begin Extracted entries
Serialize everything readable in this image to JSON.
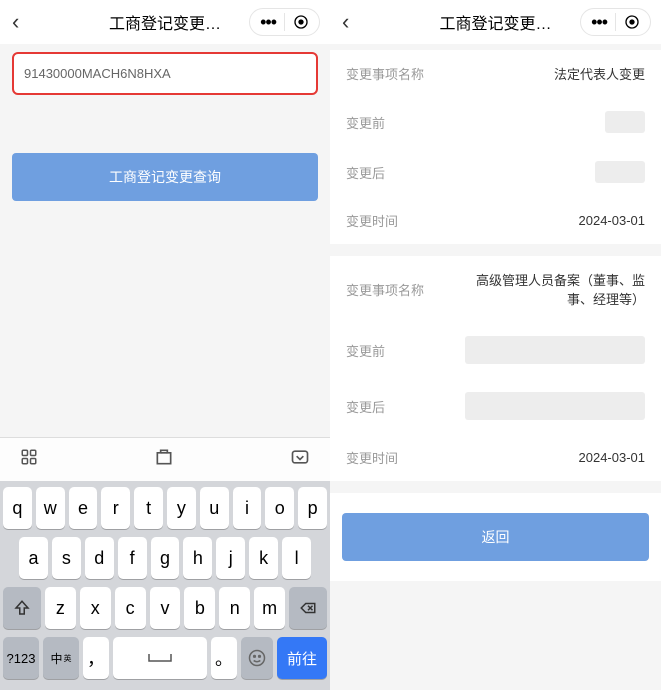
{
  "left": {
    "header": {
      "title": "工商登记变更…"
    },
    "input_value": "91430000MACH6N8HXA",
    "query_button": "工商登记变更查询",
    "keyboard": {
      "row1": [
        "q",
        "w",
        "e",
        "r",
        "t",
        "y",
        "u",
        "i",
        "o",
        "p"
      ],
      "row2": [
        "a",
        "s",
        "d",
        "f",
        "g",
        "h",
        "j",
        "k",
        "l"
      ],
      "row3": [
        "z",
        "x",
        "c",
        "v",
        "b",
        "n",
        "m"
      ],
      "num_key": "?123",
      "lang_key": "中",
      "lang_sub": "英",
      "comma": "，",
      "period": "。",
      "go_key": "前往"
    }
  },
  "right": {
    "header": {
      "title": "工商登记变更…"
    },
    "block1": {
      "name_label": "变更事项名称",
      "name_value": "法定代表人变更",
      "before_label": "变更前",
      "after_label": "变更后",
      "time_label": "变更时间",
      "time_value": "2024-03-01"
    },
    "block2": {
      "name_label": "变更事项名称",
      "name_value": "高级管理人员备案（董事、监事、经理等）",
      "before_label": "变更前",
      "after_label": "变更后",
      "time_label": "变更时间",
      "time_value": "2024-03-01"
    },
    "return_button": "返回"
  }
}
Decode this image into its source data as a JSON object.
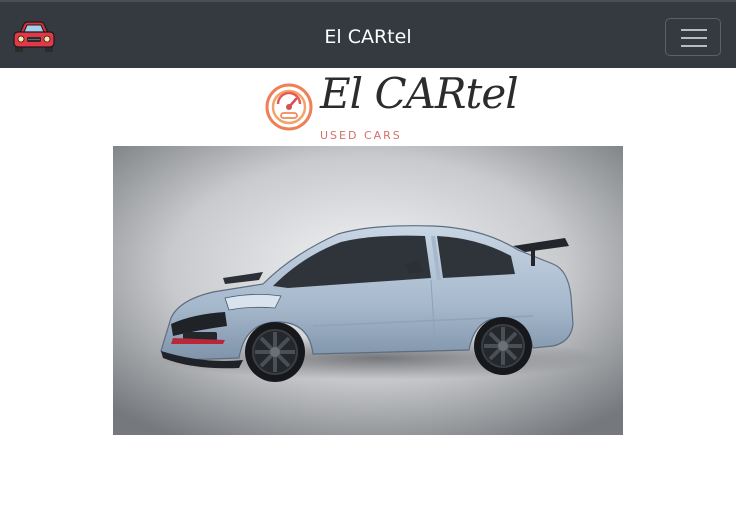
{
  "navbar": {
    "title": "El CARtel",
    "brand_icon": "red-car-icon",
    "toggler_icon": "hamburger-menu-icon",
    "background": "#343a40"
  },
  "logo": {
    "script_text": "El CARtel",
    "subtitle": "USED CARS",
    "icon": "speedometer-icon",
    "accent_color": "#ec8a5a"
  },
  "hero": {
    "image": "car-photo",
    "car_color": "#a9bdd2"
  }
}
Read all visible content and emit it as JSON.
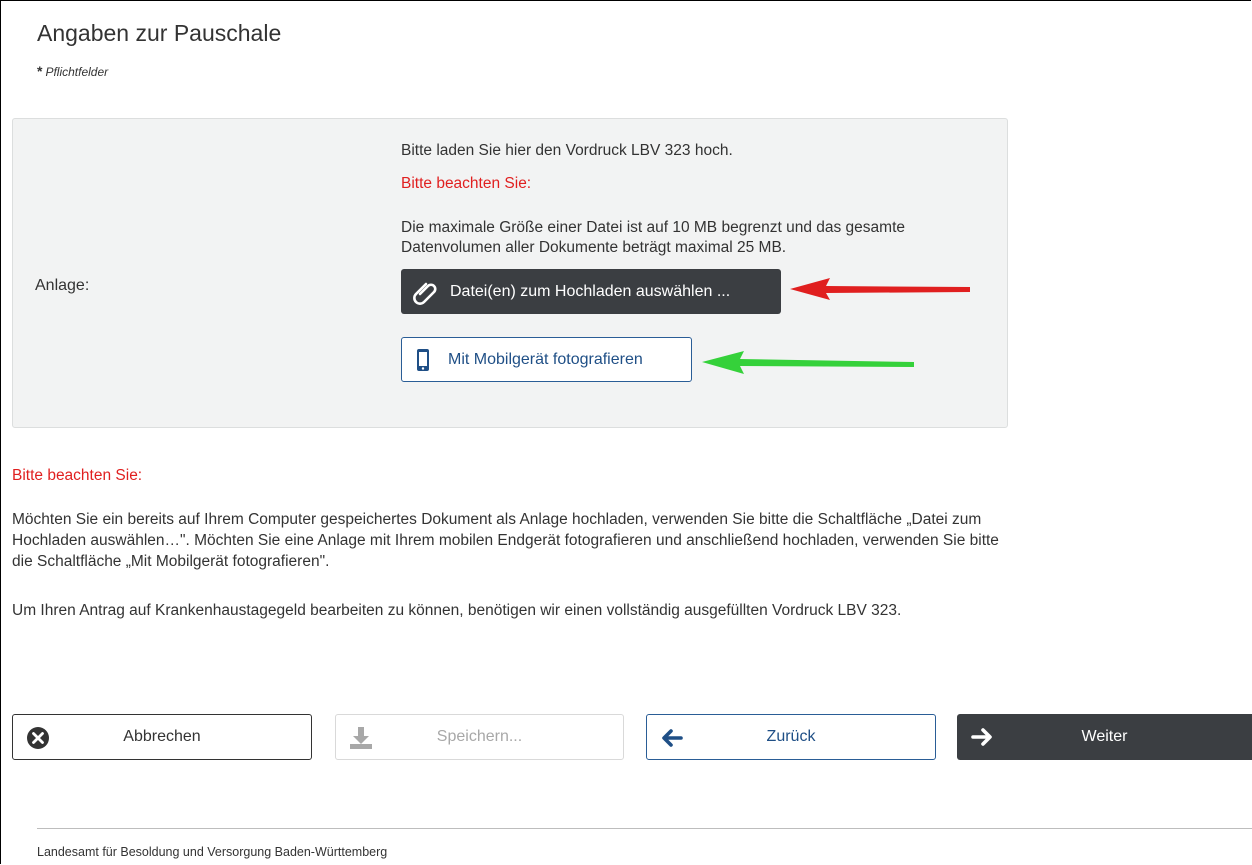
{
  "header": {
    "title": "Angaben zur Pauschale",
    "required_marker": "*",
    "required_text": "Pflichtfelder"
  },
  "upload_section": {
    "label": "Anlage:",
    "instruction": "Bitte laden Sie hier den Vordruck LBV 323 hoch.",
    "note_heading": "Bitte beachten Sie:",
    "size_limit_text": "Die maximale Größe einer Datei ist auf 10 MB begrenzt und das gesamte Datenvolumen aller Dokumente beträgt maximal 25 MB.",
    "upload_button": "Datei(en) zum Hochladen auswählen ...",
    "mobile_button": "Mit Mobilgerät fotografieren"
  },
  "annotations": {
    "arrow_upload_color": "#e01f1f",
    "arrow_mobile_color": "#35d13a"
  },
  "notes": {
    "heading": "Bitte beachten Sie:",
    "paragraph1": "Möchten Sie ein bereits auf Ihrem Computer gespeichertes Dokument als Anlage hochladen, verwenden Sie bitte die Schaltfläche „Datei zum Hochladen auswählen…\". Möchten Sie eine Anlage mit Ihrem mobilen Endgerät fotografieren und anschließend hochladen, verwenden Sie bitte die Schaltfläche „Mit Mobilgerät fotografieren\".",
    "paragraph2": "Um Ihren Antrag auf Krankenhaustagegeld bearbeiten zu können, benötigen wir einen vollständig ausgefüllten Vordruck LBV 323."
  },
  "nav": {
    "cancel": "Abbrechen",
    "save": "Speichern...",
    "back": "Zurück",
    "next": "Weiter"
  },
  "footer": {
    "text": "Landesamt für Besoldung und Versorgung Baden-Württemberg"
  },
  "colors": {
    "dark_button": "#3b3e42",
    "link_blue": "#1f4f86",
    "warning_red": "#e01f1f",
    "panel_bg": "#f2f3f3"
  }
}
end Extracted entries
**Task objective:** Give the count of lines holding the word "this", with no other words.

**Output:** 2